- Exercise instructions
Without the pictures, can you quote each line below exactly?

─── Exercise input

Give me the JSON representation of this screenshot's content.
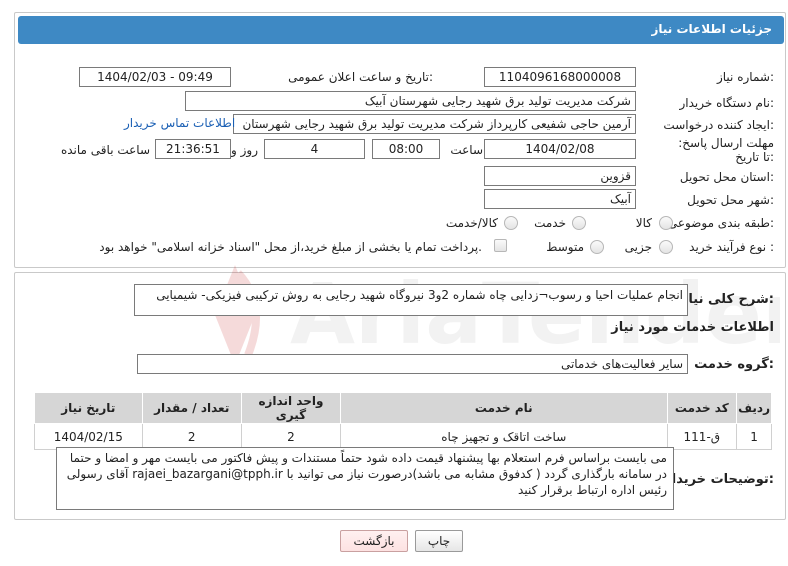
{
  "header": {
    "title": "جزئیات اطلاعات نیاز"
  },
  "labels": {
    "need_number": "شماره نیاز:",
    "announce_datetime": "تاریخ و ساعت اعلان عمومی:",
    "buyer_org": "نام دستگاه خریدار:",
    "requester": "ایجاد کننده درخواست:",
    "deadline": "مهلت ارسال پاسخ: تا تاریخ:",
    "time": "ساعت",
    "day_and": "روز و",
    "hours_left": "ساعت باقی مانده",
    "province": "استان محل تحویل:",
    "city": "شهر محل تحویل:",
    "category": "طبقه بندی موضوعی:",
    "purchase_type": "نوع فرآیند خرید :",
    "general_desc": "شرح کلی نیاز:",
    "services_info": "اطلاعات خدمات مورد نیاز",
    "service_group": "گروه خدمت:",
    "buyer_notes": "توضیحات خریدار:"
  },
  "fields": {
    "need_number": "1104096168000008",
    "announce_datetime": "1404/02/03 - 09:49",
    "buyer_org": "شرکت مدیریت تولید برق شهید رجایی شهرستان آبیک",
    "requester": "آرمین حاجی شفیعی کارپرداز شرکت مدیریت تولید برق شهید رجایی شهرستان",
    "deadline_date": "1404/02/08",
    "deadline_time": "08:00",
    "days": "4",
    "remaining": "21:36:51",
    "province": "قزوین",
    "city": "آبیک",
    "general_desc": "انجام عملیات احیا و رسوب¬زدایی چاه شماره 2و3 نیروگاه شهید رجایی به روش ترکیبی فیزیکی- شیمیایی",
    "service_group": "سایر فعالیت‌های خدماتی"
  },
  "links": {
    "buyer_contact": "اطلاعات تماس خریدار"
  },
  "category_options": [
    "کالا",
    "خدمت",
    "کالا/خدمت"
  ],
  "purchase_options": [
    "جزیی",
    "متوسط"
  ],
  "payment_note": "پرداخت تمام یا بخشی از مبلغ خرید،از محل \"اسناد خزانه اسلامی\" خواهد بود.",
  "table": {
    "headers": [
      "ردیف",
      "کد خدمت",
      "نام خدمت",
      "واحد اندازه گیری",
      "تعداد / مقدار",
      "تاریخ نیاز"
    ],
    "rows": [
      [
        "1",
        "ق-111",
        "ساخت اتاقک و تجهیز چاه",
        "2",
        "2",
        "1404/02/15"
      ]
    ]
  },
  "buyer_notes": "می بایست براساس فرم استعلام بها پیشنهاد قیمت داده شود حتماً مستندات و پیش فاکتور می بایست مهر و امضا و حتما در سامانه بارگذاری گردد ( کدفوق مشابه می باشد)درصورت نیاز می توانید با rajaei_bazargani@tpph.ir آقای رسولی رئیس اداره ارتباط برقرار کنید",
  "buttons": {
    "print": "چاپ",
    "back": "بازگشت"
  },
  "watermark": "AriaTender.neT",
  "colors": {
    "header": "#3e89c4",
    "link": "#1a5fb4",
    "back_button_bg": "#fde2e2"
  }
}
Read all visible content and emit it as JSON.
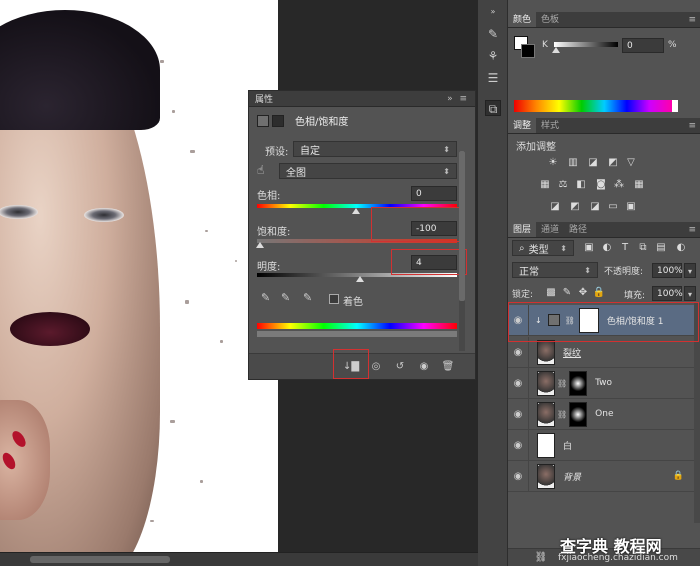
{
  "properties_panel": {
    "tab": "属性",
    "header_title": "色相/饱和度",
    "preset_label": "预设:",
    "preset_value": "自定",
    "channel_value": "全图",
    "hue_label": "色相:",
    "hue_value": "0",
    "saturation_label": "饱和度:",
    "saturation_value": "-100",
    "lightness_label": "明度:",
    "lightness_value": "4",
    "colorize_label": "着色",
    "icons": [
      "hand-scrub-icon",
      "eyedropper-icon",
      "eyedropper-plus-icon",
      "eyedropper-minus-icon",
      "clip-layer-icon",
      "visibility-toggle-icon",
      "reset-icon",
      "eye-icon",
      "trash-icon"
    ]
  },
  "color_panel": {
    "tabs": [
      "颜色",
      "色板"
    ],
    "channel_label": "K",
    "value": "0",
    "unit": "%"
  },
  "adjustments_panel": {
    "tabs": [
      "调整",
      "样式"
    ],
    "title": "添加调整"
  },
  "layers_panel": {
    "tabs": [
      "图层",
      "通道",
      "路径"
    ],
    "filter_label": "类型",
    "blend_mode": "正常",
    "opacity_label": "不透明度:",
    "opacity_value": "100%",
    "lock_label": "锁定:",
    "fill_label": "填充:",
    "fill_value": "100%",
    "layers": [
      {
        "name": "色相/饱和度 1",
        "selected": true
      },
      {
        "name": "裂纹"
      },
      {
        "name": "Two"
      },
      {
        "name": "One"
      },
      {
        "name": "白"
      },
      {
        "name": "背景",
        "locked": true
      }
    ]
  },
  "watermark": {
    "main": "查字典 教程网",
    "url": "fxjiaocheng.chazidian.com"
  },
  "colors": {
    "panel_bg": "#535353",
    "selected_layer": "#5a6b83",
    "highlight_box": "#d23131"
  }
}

──────

- Exercise response
Give me the JSON representation of this screenshot's content.
{
  "header": {
    "title": "جزئیات اطلاعات نیاز"
  },
  "labels": {
    "need_number": "شماره نیاز:",
    "announce_datetime": "تاریخ و ساعت اعلان عمومی:",
    "buyer_org": "نام دستگاه خریدار:",
    "requester": "ایجاد کننده درخواست:",
    "deadline": "مهلت ارسال پاسخ: تا تاریخ:",
    "time": "ساعت",
    "day_and": "روز و",
    "hours_left": "ساعت باقی مانده",
    "province": "استان محل تحویل:",
    "city": "شهر محل تحویل:",
    "category": "طبقه بندی موضوعی:",
    "purchase_type": "نوع فرآیند خرید :",
    "general_desc": "شرح کلی نیاز:",
    "services_info": "اطلاعات خدمات مورد نیاز",
    "service_group": "گروه خدمت:",
    "buyer_notes": "توضیحات خریدار:"
  },
  "fields": {
    "need_number": "1104096168000008",
    "announce_datetime": "1404/02/03 - 09:49",
    "buyer_org": "شرکت مدیریت تولید برق شهید رجایی شهرستان آبیک",
    "requester": "آرمین حاجی شفیعی کارپرداز شرکت مدیریت تولید برق شهید رجایی شهرستان",
    "deadline_date": "1404/02/08",
    "deadline_time": "08:00",
    "days": "4",
    "remaining": "21:36:51",
    "province": "قزوین",
    "city": "آبیک",
    "general_desc": "انجام عملیات احیا و رسوب¬زدایی چاه شماره 2و3 نیروگاه شهید رجایی به روش ترکیبی فیزیکی- شیمیایی",
    "service_group": "سایر فعالیت‌های خدماتی"
  },
  "links": {
    "buyer_contact": "اطلاعات تماس خریدار"
  },
  "category_options": [
    "کالا",
    "خدمت",
    "کالا/خدمت"
  ],
  "purchase_options": [
    "جزیی",
    "متوسط"
  ],
  "payment_note": "پرداخت تمام یا بخشی از مبلغ خرید،از محل \"اسناد خزانه اسلامی\" خواهد بود.",
  "table": {
    "headers": [
      "ردیف",
      "کد خدمت",
      "نام خدمت",
      "واحد اندازه گیری",
      "تعداد / مقدار",
      "تاریخ نیاز"
    ],
    "rows": [
      [
        "1",
        "ق-111",
        "ساخت اتاقک و تجهیز چاه",
        "2",
        "2",
        "1404/02/15"
      ]
    ]
  },
  "buyer_notes": "می بایست براساس فرم استعلام بها پیشنهاد قیمت داده شود حتماً مستندات و پیش فاکتور می بایست مهر و امضا و حتما در سامانه بارگذاری گردد ( کدفوق مشابه می باشد)درصورت نیاز می توانید با rajaei_bazargani@tpph.ir آقای رسولی رئیس اداره ارتباط برقرار کنید",
  "buttons": {
    "print": "چاپ",
    "back": "بازگشت"
  },
  "watermark": "AriaTender.neT",
  "colors": {
    "header": "#3e89c4",
    "link": "#1a5fb4",
    "back_button_bg": "#fde2e2"
  }
}
Read all visible content and emit it as JSON.
{
  "properties_panel": {
    "tab": "属性",
    "header_title": "色相/饱和度",
    "preset_label": "预设:",
    "preset_value": "自定",
    "channel_value": "全图",
    "hue_label": "色相:",
    "hue_value": "0",
    "saturation_label": "饱和度:",
    "saturation_value": "-100",
    "lightness_label": "明度:",
    "lightness_value": "4",
    "colorize_label": "着色",
    "icons": [
      "hand-scrub-icon",
      "eyedropper-icon",
      "eyedropper-plus-icon",
      "eyedropper-minus-icon",
      "clip-layer-icon",
      "visibility-toggle-icon",
      "reset-icon",
      "eye-icon",
      "trash-icon"
    ]
  },
  "color_panel": {
    "tabs": [
      "颜色",
      "色板"
    ],
    "channel_label": "K",
    "value": "0",
    "unit": "%"
  },
  "adjustments_panel": {
    "tabs": [
      "调整",
      "样式"
    ],
    "title": "添加调整"
  },
  "layers_panel": {
    "tabs": [
      "图层",
      "通道",
      "路径"
    ],
    "filter_label": "类型",
    "blend_mode": "正常",
    "opacity_label": "不透明度:",
    "opacity_value": "100%",
    "lock_label": "锁定:",
    "fill_label": "填充:",
    "fill_value": "100%",
    "layers": [
      {
        "name": "色相/饱和度 1",
        "selected": true
      },
      {
        "name": "裂纹"
      },
      {
        "name": "Two"
      },
      {
        "name": "One"
      },
      {
        "name": "白"
      },
      {
        "name": "背景",
        "locked": true
      }
    ]
  },
  "watermark": {
    "main": "查字典 教程网",
    "url": "fxjiaocheng.chazidian.com"
  },
  "colors": {
    "panel_bg": "#535353",
    "selected_layer": "#5a6b83",
    "highlight_box": "#d23131"
  }
}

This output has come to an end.